(Dataset excerpts)
===

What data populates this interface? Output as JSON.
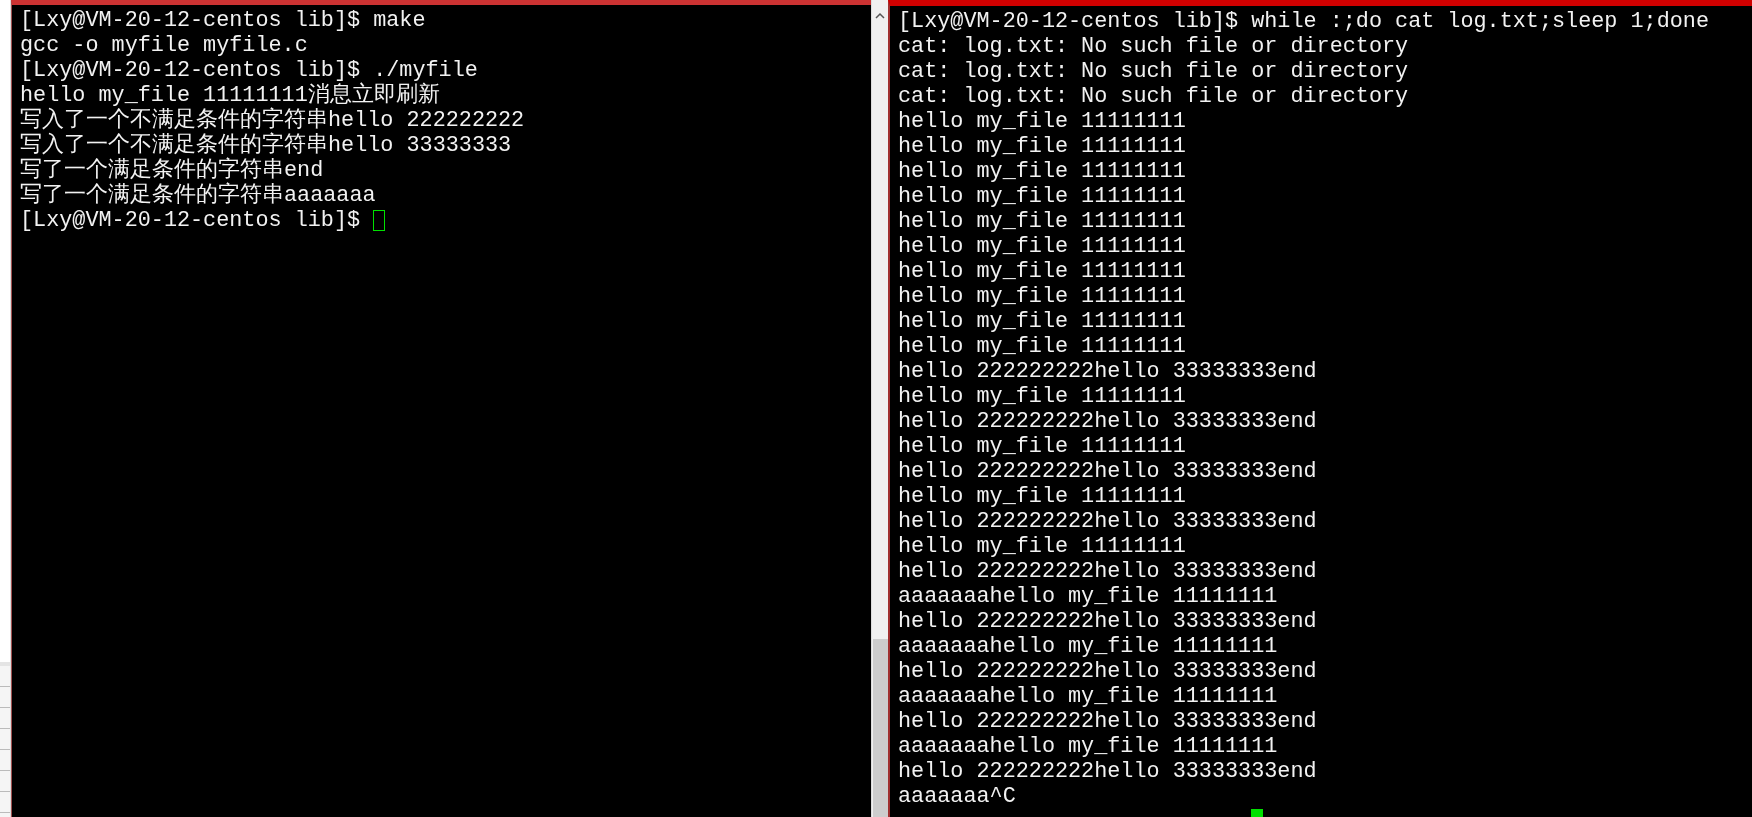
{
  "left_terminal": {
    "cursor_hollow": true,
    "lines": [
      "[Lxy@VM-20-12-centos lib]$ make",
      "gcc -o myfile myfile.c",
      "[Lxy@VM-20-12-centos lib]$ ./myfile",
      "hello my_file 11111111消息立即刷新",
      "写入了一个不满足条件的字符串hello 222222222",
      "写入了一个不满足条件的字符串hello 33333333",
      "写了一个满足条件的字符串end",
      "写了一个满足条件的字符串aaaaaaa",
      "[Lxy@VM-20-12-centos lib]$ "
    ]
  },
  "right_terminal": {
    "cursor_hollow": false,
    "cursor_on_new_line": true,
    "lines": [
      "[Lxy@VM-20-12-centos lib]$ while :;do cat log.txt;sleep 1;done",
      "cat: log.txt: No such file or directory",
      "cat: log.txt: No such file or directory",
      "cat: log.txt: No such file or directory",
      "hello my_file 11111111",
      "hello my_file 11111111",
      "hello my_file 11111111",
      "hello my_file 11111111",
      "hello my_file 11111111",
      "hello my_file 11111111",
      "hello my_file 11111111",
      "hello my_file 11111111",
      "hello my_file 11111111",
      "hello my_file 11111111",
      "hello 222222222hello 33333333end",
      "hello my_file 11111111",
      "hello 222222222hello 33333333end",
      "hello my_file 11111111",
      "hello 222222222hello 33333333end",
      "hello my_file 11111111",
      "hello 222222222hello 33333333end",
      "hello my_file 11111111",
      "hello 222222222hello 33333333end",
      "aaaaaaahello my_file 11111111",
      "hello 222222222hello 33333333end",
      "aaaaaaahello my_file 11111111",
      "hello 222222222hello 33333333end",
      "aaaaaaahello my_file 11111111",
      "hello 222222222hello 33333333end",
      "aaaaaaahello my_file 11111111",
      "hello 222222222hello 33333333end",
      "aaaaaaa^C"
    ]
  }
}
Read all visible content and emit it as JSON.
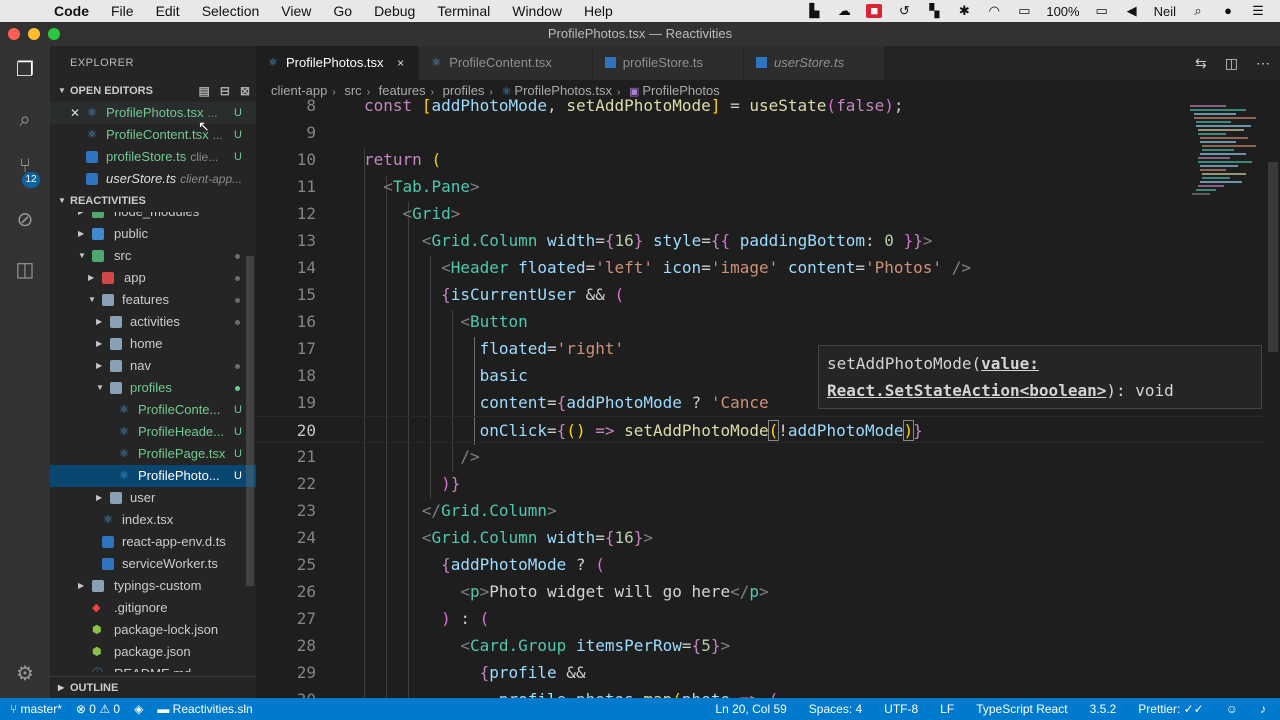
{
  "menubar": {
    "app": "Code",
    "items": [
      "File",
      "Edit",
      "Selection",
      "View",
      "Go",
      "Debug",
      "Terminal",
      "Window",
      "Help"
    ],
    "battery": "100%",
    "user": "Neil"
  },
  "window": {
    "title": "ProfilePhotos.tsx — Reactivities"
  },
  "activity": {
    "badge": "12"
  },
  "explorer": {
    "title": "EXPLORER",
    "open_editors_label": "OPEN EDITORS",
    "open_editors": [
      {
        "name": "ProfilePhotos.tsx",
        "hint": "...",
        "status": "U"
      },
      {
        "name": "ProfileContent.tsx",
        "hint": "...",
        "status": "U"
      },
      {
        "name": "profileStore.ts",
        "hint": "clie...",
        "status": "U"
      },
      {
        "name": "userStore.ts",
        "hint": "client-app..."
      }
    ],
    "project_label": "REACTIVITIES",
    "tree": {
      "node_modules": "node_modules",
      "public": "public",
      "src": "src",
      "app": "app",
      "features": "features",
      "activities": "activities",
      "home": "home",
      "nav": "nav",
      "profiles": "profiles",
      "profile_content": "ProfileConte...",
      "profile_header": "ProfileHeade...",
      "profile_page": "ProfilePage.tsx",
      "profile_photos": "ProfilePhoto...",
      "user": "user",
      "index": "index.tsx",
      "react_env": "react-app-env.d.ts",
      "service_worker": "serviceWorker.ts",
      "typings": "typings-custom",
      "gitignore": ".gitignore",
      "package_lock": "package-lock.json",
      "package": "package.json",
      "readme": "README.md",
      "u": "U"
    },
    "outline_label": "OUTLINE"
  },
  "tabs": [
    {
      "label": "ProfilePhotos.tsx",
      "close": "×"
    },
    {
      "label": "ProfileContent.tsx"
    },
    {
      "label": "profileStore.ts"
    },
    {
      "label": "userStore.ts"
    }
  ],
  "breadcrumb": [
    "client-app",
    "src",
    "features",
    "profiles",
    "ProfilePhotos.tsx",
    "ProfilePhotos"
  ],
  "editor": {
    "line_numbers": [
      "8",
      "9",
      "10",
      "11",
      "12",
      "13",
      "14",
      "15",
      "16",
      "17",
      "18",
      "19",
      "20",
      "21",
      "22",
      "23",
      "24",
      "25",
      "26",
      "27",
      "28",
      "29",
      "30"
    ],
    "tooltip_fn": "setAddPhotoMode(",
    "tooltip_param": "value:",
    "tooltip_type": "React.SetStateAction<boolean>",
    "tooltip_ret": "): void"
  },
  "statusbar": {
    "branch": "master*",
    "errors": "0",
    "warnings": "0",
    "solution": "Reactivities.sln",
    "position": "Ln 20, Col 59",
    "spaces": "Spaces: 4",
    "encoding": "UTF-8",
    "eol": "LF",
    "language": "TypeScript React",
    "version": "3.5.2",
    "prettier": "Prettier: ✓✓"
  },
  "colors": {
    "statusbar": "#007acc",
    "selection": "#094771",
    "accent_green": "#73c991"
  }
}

===

Task instructions —
Exactly as written, return every line of the listing, but not the pictures.

The output —
What data populates this interface? Output as JSON.
{
  "left_terminal": {
    "cursor_hollow": true,
    "lines": [
      "[Lxy@VM-20-12-centos lib]$ make",
      "gcc -o myfile myfile.c",
      "[Lxy@VM-20-12-centos lib]$ ./myfile",
      "hello my_file 11111111消息立即刷新",
      "写入了一个不满足条件的字符串hello 222222222",
      "写入了一个不满足条件的字符串hello 33333333",
      "写了一个满足条件的字符串end",
      "写了一个满足条件的字符串aaaaaaa",
      "[Lxy@VM-20-12-centos lib]$ "
    ]
  },
  "right_terminal": {
    "cursor_hollow": false,
    "cursor_on_new_line": true,
    "lines": [
      "[Lxy@VM-20-12-centos lib]$ while :;do cat log.txt;sleep 1;done",
      "cat: log.txt: No such file or directory",
      "cat: log.txt: No such file or directory",
      "cat: log.txt: No such file or directory",
      "hello my_file 11111111",
      "hello my_file 11111111",
      "hello my_file 11111111",
      "hello my_file 11111111",
      "hello my_file 11111111",
      "hello my_file 11111111",
      "hello my_file 11111111",
      "hello my_file 11111111",
      "hello my_file 11111111",
      "hello my_file 11111111",
      "hello 222222222hello 33333333end",
      "hello my_file 11111111",
      "hello 222222222hello 33333333end",
      "hello my_file 11111111",
      "hello 222222222hello 33333333end",
      "hello my_file 11111111",
      "hello 222222222hello 33333333end",
      "hello my_file 11111111",
      "hello 222222222hello 33333333end",
      "aaaaaaahello my_file 11111111",
      "hello 222222222hello 33333333end",
      "aaaaaaahello my_file 11111111",
      "hello 222222222hello 33333333end",
      "aaaaaaahello my_file 11111111",
      "hello 222222222hello 33333333end",
      "aaaaaaahello my_file 11111111",
      "hello 222222222hello 33333333end",
      "aaaaaaa^C"
    ]
  }
}
Read all visible content and emit it as JSON.
{
  "menubar": {
    "app": "Code",
    "items": [
      "File",
      "Edit",
      "Selection",
      "View",
      "Go",
      "Debug",
      "Terminal",
      "Window",
      "Help"
    ],
    "battery": "100%",
    "user": "Neil"
  },
  "window": {
    "title": "ProfilePhotos.tsx — Reactivities"
  },
  "activity": {
    "badge": "12"
  },
  "explorer": {
    "title": "EXPLORER",
    "open_editors_label": "OPEN EDITORS",
    "open_editors": [
      {
        "name": "ProfilePhotos.tsx",
        "hint": "...",
        "status": "U"
      },
      {
        "name": "ProfileContent.tsx",
        "hint": "...",
        "status": "U"
      },
      {
        "name": "profileStore.ts",
        "hint": "clie...",
        "status": "U"
      },
      {
        "name": "userStore.ts",
        "hint": "client-app..."
      }
    ],
    "project_label": "REACTIVITIES",
    "tree": {
      "node_modules": "node_modules",
      "public": "public",
      "src": "src",
      "app": "app",
      "features": "features",
      "activities": "activities",
      "home": "home",
      "nav": "nav",
      "profiles": "profiles",
      "profile_content": "ProfileConte...",
      "profile_header": "ProfileHeade...",
      "profile_page": "ProfilePage.tsx",
      "profile_photos": "ProfilePhoto...",
      "user": "user",
      "index": "index.tsx",
      "react_env": "react-app-env.d.ts",
      "service_worker": "serviceWorker.ts",
      "typings": "typings-custom",
      "gitignore": ".gitignore",
      "package_lock": "package-lock.json",
      "package": "package.json",
      "readme": "README.md",
      "u": "U"
    },
    "outline_label": "OUTLINE"
  },
  "tabs": [
    {
      "label": "ProfilePhotos.tsx",
      "close": "×"
    },
    {
      "label": "ProfileContent.tsx"
    },
    {
      "label": "profileStore.ts"
    },
    {
      "label": "userStore.ts"
    }
  ],
  "breadcrumb": [
    "client-app",
    "src",
    "features",
    "profiles",
    "ProfilePhotos.tsx",
    "ProfilePhotos"
  ],
  "editor": {
    "line_numbers": [
      "8",
      "9",
      "10",
      "11",
      "12",
      "13",
      "14",
      "15",
      "16",
      "17",
      "18",
      "19",
      "20",
      "21",
      "22",
      "23",
      "24",
      "25",
      "26",
      "27",
      "28",
      "29",
      "30"
    ],
    "tooltip_fn": "setAddPhotoMode(",
    "tooltip_param": "value:",
    "tooltip_type": "React.SetStateAction<boolean>",
    "tooltip_ret": "): void"
  },
  "statusbar": {
    "branch": "master*",
    "errors": "0",
    "warnings": "0",
    "solution": "Reactivities.sln",
    "position": "Ln 20, Col 59",
    "spaces": "Spaces: 4",
    "encoding": "UTF-8",
    "eol": "LF",
    "language": "TypeScript React",
    "version": "3.5.2",
    "prettier": "Prettier: ✓✓"
  },
  "colors": {
    "statusbar": "#007acc",
    "selection": "#094771",
    "accent_green": "#73c991"
  }
}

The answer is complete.